# Work required
Can you return, unchanged, the lines from the one that contains "Read this page and output its text content." to the last line, with the pictures left out?

# Stored records
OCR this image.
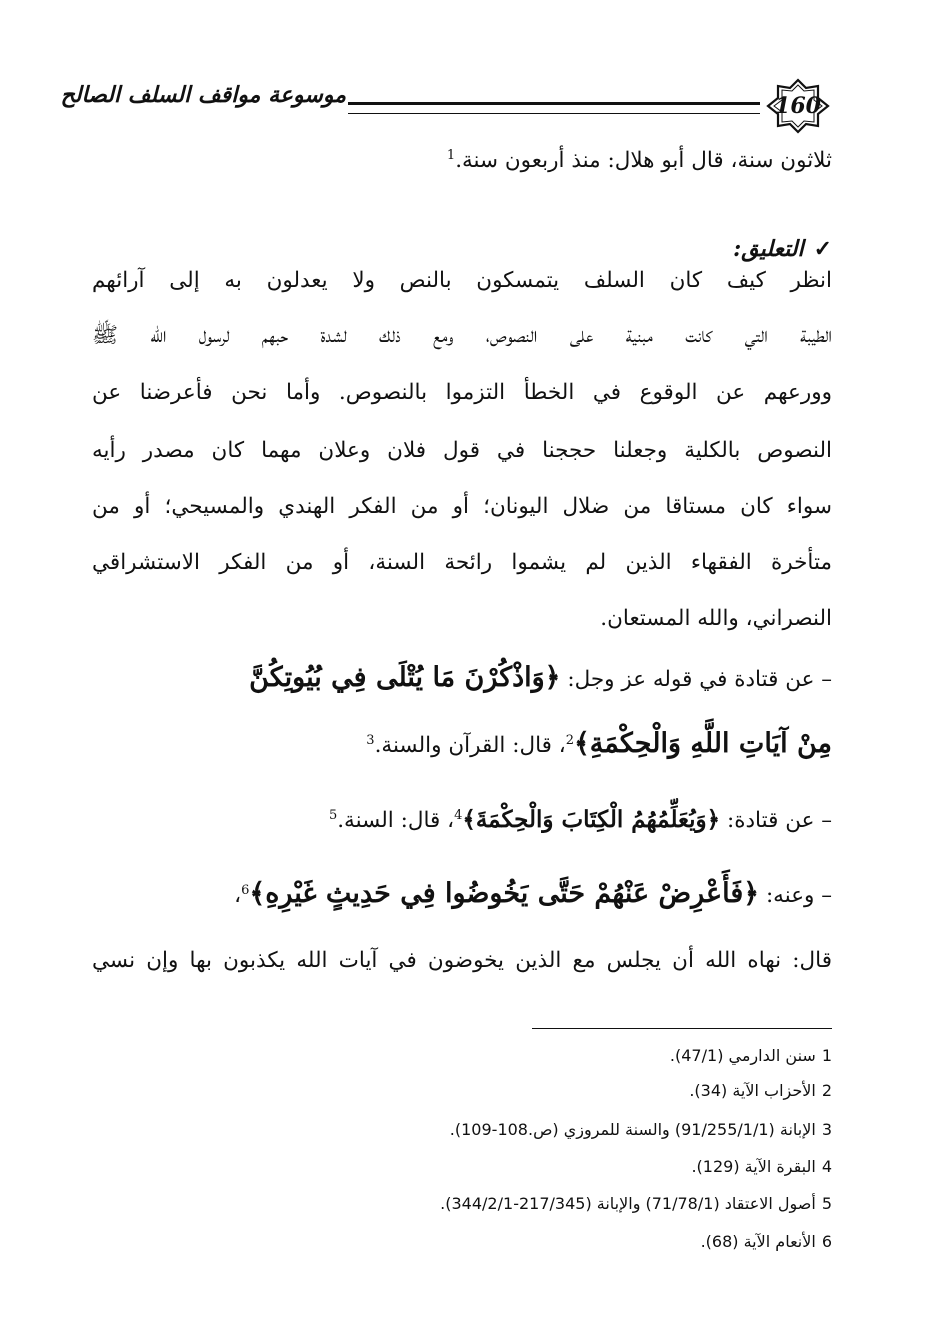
160
موسوعة مواقف السلف الصالح
ثلاثون سنة، قال أبو هلال: منذ أربعون سنة.$^1$
✓التعليق:
انظر كيف كان السلف يتمسكون بالنص ولا يعدلون به إلى آرائهم
الطيبة التي كانت مبنية على النصوص، ومع ذلك لشدة حبهم لرسول الله ﷺ
وورعهم عن الوقوع في الخطأ التزموا بالنصوص. وأما نحن فأعرضنا عن
النصوص بالكلية وجعلنا حججنا في قول فلان وعلان مهما كان مصدر رأيه
سواء كان مستاقا من ضلال اليونان؛ أو من الفكر الهندي والمسيحي؛ أو من
متأخرة الفقهاء الذين لم يشموا رائحة السنة، أو من الفكر الاستشراقي
النصراني، والله المستعان.
– عن قتادة في قوله عز وجل: ﴿وَاذْكُرْنَ مَا يُتْلَى فِي بُيُوتِكُنَّ
مِنْ آيَاتِ اللَّهِ وَالْحِكْمَةِ﴾$^2$، قال: القرآن والسنة.$^3$
– عن قتادة: ﴿وَيُعَلِّمُهُمُ الْكِتَابَ وَالْحِكْمَةَ﴾$^4$، قال: السنة.$^5$
– وعنه: ﴿فَأَعْرِضْ عَنْهُمْ حَتَّى يَخُوضُوا فِي حَدِيثٍ غَيْرِهِ﴾$^6$،
قال: نهاه الله أن يجلس مع الذين يخوضون في آيات الله يكذبون بها وإن نسي
1سنن الدارمي (47/1).
2الأحزاب الآية (34).
3الإبانة (91/255/1/1) والسنة للمروزي (ص.108-109).
4البقرة الآية (129).
5أصول الاعتقاد (71/78/1) والإبانة (217/345-344/2/1).
6الأنعام الآية (68).
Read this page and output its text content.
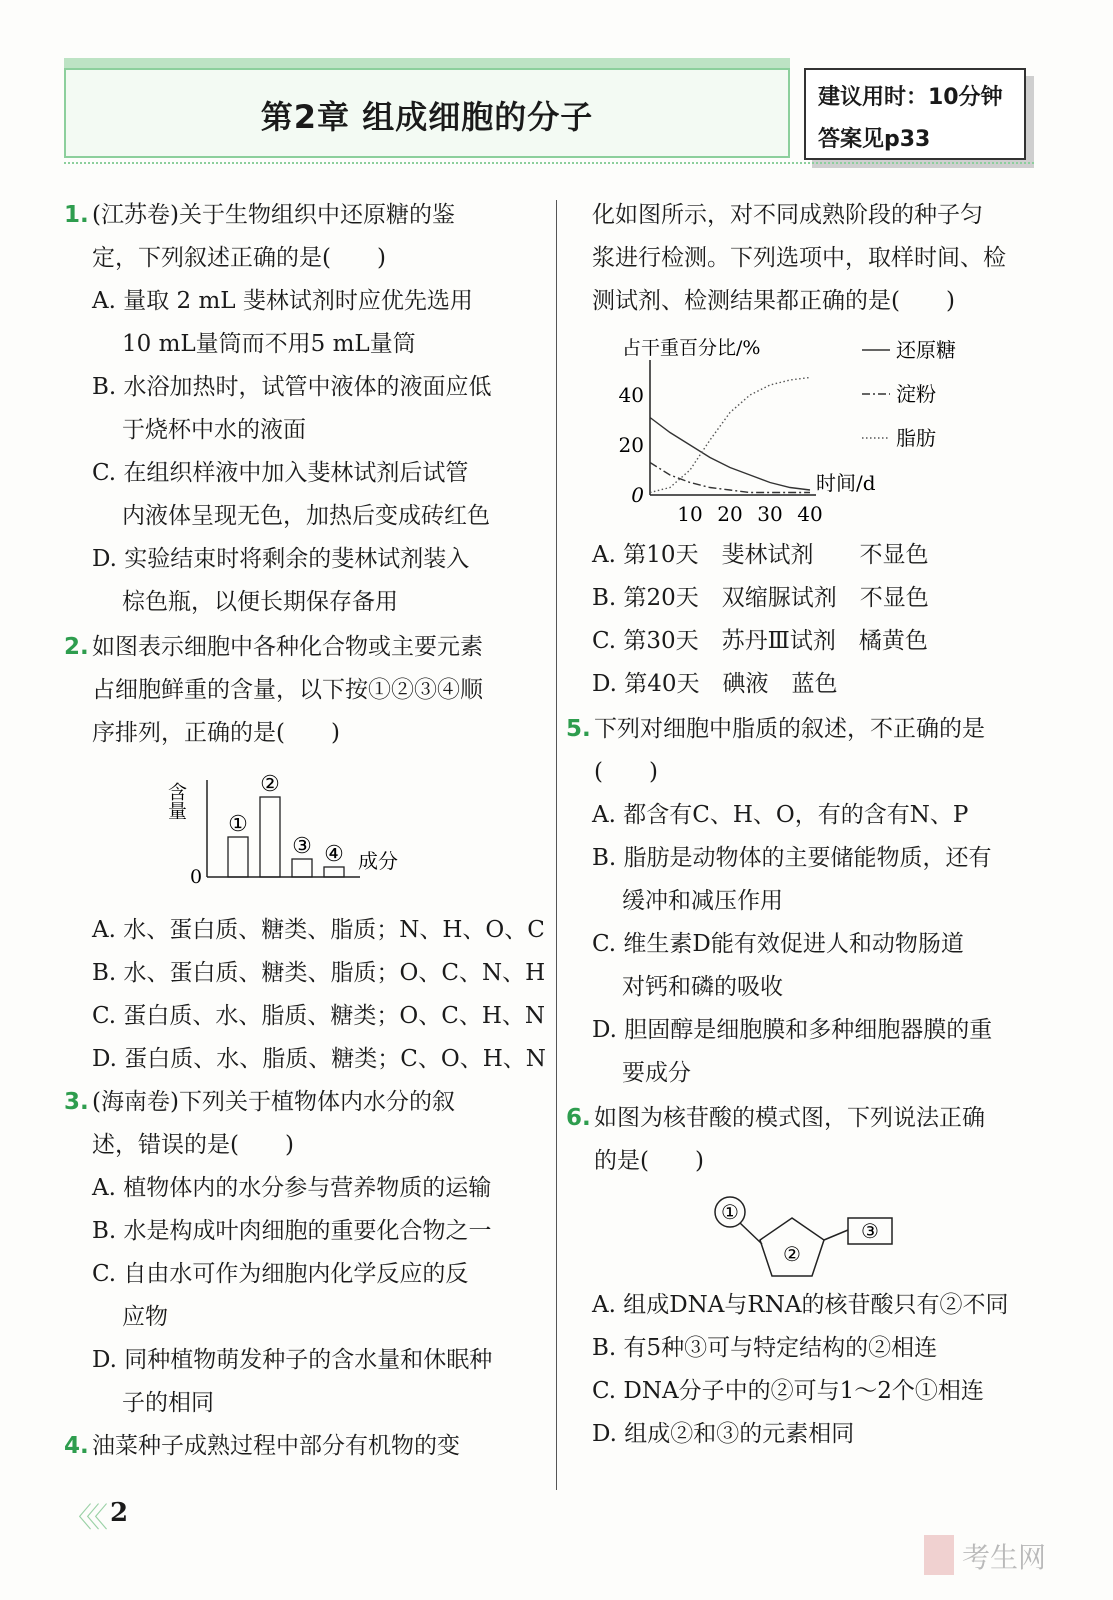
第2章 组成细胞的分子
建议用时：10分钟
答案见p33
1. (江苏卷)关于生物组织中还原糖的鉴
定，下列叙述正确的是(　　)
A. 量取 2 mL 斐林试剂时应优先选用
10 mL量筒而不用5 mL量筒
B. 水浴加热时，试管中液体的液面应低
于烧杯中水的液面
C. 在组织样液中加入斐林试剂后试管
内液体呈现无色，加热后变成砖红色
D. 实验结束时将剩余的斐林试剂装入
棕色瓶，以便长期保存备用
2. 如图表示细胞中各种化合物或主要元素
占细胞鲜重的含量，以下按①②③④顺
序排列，正确的是(　　)
含量
0
成分
①
②
③ ④
A. 水、蛋白质、糖类、脂质；N、H、O、C
B. 水、蛋白质、糖类、脂质；O、C、N、H
C. 蛋白质、水、脂质、糖类；O、C、H、N
D. 蛋白质、水、脂质、糖类；C、O、H、N
3. (海南卷)下列关于植物体内水分的叙
述，错误的是(　　)
A. 植物体内的水分参与营养物质的运输
B. 水是构成叶肉细胞的重要化合物之一
C. 自由水可作为细胞内化学反应的反
应物
D. 同种植物萌发种子的含水量和休眠种
子的相同
4. 油菜种子成熟过程中部分有机物的变
〈〈〈 2
化如图所示，对不同成熟阶段的种子匀
浆进行检测。下列选项中，取样时间、检
测试剂、检测结果都正确的是(　　)
占干重百分比/%
时间/d
10 20 30 40
0
20
40
还原糖
淀粉
脂肪
A. 第10天　斐林试剂　　不显色
B. 第20天　双缩脲试剂　不显色
C. 第30天　苏丹Ⅲ试剂　橘黄色
D. 第40天　碘液　蓝色
5. 下列对细胞中脂质的叙述，不正确的是
(　　)
A. 都含有C、H、O，有的含有N、P
B. 脂肪是动物体的主要储能物质，还有
缓冲和减压作用
C. 维生素D能有效促进人和动物肠道
对钙和磷的吸收
D. 胆固醇是细胞膜和多种细胞器膜的重
要成分
6. 如图为核苷酸的模式图，下列说法正确
的是(　　)
①
②
③
A. 组成DNA与RNA的核苷酸只有②不同
B. 有5种③可与特定结构的②相连
C. DNA分子中的②可与1～2个①相连
D. 组成②和③的元素相同
考生网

# Written response
Read this page and output its text content.
第2章 组成细胞的分子
建议用时：10分钟
答案见p33
1. (江苏卷)关于生物组织中还原糖的鉴
定，下列叙述正确的是(　　)
A. 量取 2 mL 斐林试剂时应优先选用
10 mL量筒而不用5 mL量筒
B. 水浴加热时，试管中液体的液面应低
于烧杯中水的液面
C. 在组织样液中加入斐林试剂后试管
内液体呈现无色，加热后变成砖红色
D. 实验结束时将剩余的斐林试剂装入
棕色瓶，以便长期保存备用
2. 如图表示细胞中各种化合物或主要元素
占细胞鲜重的含量，以下按①②③④顺
序排列，正确的是(　　)
含量
0
成分
①
②
③ ④
A. 水、蛋白质、糖类、脂质；N、H、O、C
B. 水、蛋白质、糖类、脂质；O、C、N、H
C. 蛋白质、水、脂质、糖类；O、C、H、N
D. 蛋白质、水、脂质、糖类；C、O、H、N
3. (海南卷)下列关于植物体内水分的叙
述，错误的是(　　)
A. 植物体内的水分参与营养物质的运输
B. 水是构成叶肉细胞的重要化合物之一
C. 自由水可作为细胞内化学反应的反
应物
D. 同种植物萌发种子的含水量和休眠种
子的相同
4. 油菜种子成熟过程中部分有机物的变
〈〈〈 2
化如图所示，对不同成熟阶段的种子匀
浆进行检测。下列选项中，取样时间、检
测试剂、检测结果都正确的是(　　)
占干重百分比/%
时间/d
10 20 30 40
0
20
40
还原糖
淀粉
脂肪
A. 第10天　斐林试剂　　不显色
B. 第20天　双缩脲试剂　不显色
C. 第30天　苏丹Ⅲ试剂　橘黄色
D. 第40天　碘液　蓝色
5. 下列对细胞中脂质的叙述，不正确的是
(　　)
A. 都含有C、H、O，有的含有N、P
B. 脂肪是动物体的主要储能物质，还有
缓冲和减压作用
C. 维生素D能有效促进人和动物肠道
对钙和磷的吸收
D. 胆固醇是细胞膜和多种细胞器膜的重
要成分
6. 如图为核苷酸的模式图，下列说法正确
的是(　　)
①
②
③
A. 组成DNA与RNA的核苷酸只有②不同
B. 有5种③可与特定结构的②相连
C. DNA分子中的②可与1～2个①相连
D. 组成②和③的元素相同
考生网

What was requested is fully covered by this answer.